Your task is to transcribe all the entries exactly, excluding pictures.
------ RAW RECORDS
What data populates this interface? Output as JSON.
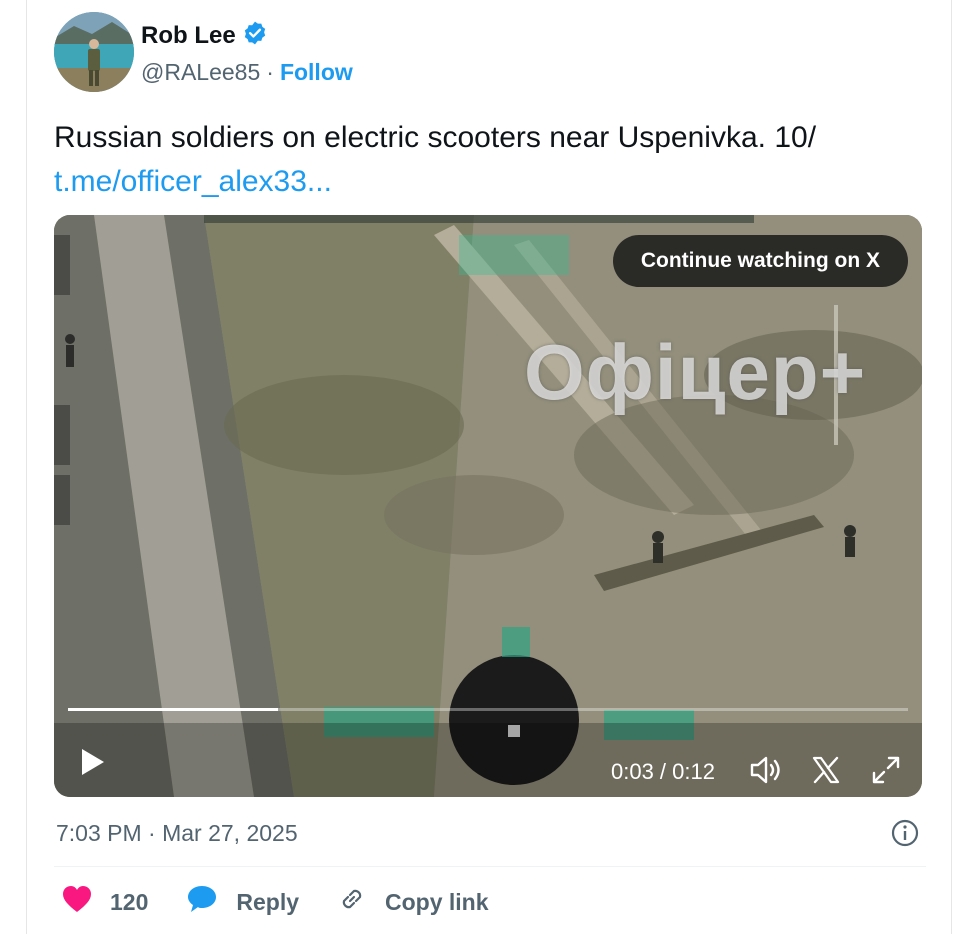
{
  "author": {
    "name": "Rob Lee",
    "handle": "@RALee85",
    "separator": "·",
    "follow_label": "Follow"
  },
  "tweet": {
    "text": "Russian soldiers on electric scooters near Uspenivka. 10/",
    "link": "t.me/officer_alex33..."
  },
  "video": {
    "continue_label": "Continue watching on X",
    "watermark": "Офіцер+",
    "time": "0:03 / 0:12",
    "progress": 0.25
  },
  "meta": {
    "timestamp": "7:03 PM · Mar 27, 2025"
  },
  "actions": {
    "likes": "120",
    "reply_label": "Reply",
    "copy_label": "Copy link"
  },
  "colors": {
    "accent": "#1d9bf0",
    "like": "#f91880",
    "text": "#0f1419",
    "secondary": "#536471"
  },
  "icons": [
    "verified-badge-icon",
    "play-icon",
    "volume-icon",
    "x-logo-icon",
    "fullscreen-icon",
    "info-icon",
    "heart-icon",
    "reply-icon",
    "link-icon"
  ]
}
------------
RESULT:
What data populates this interface? Output as JSON.
{
  "author": {
    "name": "Rob Lee",
    "handle": "@RALee85",
    "separator": "·",
    "follow_label": "Follow"
  },
  "tweet": {
    "text": "Russian soldiers on electric scooters near Uspenivka. 10/",
    "link": "t.me/officer_alex33..."
  },
  "video": {
    "continue_label": "Continue watching on X",
    "watermark": "Офіцер+",
    "time": "0:03 / 0:12",
    "progress": 0.25
  },
  "meta": {
    "timestamp": "7:03 PM · Mar 27, 2025"
  },
  "actions": {
    "likes": "120",
    "reply_label": "Reply",
    "copy_label": "Copy link"
  },
  "colors": {
    "accent": "#1d9bf0",
    "like": "#f91880",
    "text": "#0f1419",
    "secondary": "#536471"
  },
  "icons": [
    "verified-badge-icon",
    "play-icon",
    "volume-icon",
    "x-logo-icon",
    "fullscreen-icon",
    "info-icon",
    "heart-icon",
    "reply-icon",
    "link-icon"
  ]
}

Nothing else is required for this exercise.